◆ **Stated problem**: State how many lines in the listing below include the word "label". Give nothing but the number.

------------------------------------------------------------------------

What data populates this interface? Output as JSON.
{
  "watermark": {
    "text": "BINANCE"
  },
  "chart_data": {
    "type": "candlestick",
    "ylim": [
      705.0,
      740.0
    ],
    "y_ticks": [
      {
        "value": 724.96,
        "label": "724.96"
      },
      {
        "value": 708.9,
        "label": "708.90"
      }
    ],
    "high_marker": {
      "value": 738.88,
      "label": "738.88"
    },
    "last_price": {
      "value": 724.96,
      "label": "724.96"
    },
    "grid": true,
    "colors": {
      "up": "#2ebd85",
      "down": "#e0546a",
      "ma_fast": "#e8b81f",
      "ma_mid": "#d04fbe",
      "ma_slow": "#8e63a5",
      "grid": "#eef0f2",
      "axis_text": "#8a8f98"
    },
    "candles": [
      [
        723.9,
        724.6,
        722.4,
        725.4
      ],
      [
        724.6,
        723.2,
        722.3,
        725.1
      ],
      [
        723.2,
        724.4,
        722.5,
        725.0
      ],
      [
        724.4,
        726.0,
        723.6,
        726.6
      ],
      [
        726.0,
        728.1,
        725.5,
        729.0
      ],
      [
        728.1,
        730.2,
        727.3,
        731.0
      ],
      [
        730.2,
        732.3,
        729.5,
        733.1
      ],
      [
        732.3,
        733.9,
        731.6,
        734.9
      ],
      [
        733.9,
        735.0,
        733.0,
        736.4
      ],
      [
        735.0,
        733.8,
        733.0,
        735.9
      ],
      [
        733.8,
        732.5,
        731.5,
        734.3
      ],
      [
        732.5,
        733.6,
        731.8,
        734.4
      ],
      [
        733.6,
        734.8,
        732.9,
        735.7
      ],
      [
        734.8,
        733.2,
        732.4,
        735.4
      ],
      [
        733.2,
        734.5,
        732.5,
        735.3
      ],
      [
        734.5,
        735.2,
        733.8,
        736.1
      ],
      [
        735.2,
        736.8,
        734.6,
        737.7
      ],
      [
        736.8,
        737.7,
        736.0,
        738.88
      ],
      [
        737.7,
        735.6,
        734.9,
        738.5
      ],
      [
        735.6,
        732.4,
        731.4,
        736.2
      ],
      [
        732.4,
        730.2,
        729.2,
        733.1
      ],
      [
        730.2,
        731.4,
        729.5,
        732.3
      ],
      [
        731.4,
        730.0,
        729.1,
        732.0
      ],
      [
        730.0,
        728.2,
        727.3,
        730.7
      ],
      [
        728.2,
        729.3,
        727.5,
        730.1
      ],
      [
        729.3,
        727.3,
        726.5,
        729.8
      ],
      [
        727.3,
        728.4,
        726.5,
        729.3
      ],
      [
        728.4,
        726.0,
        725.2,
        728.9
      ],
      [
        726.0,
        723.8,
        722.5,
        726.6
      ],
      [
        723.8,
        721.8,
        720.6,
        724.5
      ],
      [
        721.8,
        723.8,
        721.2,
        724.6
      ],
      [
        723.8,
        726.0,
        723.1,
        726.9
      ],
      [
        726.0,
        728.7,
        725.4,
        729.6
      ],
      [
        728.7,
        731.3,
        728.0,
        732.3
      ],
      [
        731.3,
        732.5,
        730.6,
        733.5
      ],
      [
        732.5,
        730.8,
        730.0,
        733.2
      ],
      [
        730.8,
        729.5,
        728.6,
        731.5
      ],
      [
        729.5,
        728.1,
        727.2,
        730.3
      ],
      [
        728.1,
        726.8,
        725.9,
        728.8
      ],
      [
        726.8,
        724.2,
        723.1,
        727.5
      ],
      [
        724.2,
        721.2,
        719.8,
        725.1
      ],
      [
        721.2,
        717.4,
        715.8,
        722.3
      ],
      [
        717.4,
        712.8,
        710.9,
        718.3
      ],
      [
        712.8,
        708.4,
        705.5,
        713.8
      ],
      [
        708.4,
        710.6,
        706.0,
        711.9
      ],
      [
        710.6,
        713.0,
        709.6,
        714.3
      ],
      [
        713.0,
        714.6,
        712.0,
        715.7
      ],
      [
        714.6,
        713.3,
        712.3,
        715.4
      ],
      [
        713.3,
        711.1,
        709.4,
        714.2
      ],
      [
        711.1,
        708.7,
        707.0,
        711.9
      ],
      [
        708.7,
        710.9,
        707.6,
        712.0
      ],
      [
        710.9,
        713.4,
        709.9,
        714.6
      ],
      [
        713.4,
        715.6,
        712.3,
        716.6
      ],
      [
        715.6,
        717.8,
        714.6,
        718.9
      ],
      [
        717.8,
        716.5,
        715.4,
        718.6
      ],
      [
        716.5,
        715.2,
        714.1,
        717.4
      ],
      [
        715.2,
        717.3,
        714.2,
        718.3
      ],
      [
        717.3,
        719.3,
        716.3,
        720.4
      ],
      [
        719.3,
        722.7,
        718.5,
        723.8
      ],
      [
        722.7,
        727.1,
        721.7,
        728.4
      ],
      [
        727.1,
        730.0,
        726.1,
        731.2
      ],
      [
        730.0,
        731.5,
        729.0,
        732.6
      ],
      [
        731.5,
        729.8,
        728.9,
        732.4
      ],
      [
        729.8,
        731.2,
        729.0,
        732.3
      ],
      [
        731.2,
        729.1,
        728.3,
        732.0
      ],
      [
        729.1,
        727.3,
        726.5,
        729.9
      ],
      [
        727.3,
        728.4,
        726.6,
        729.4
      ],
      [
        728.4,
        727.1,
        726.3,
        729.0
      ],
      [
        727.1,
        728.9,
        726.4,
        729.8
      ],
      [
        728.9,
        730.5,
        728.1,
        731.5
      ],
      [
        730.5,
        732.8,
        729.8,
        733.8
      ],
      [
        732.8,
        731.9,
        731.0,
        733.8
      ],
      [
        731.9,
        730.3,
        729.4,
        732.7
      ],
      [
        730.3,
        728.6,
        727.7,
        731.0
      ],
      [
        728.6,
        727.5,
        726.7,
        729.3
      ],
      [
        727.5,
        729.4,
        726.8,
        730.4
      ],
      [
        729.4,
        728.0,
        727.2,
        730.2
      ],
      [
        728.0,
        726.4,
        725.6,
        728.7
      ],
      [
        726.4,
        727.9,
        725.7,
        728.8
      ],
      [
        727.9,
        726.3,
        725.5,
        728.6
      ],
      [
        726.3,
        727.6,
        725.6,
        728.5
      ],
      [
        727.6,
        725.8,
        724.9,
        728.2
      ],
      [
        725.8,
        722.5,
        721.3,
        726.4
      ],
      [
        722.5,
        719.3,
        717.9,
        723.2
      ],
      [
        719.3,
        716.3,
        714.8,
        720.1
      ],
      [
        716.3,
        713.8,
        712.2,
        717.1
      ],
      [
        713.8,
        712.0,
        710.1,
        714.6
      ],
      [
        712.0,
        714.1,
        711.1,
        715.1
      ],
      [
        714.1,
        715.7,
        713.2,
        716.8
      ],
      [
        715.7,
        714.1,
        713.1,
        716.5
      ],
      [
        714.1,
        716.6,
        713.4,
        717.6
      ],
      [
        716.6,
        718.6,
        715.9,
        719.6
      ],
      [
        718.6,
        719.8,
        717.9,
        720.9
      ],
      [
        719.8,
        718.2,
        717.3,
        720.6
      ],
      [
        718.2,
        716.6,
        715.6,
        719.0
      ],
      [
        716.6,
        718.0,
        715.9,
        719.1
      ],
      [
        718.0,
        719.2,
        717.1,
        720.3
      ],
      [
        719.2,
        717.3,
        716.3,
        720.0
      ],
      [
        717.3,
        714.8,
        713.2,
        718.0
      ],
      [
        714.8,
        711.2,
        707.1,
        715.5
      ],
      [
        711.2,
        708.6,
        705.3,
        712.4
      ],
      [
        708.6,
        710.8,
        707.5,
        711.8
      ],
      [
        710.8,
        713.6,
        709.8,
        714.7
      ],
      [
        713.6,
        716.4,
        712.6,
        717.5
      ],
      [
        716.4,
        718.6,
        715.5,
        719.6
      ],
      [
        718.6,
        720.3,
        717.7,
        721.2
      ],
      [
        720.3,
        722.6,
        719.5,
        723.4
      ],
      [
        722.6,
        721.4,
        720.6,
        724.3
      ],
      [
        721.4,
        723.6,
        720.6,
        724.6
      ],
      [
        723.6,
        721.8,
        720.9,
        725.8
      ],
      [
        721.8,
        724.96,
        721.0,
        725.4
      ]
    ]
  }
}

------------------------------------------------------------------------

◆ **Exercise result**: 4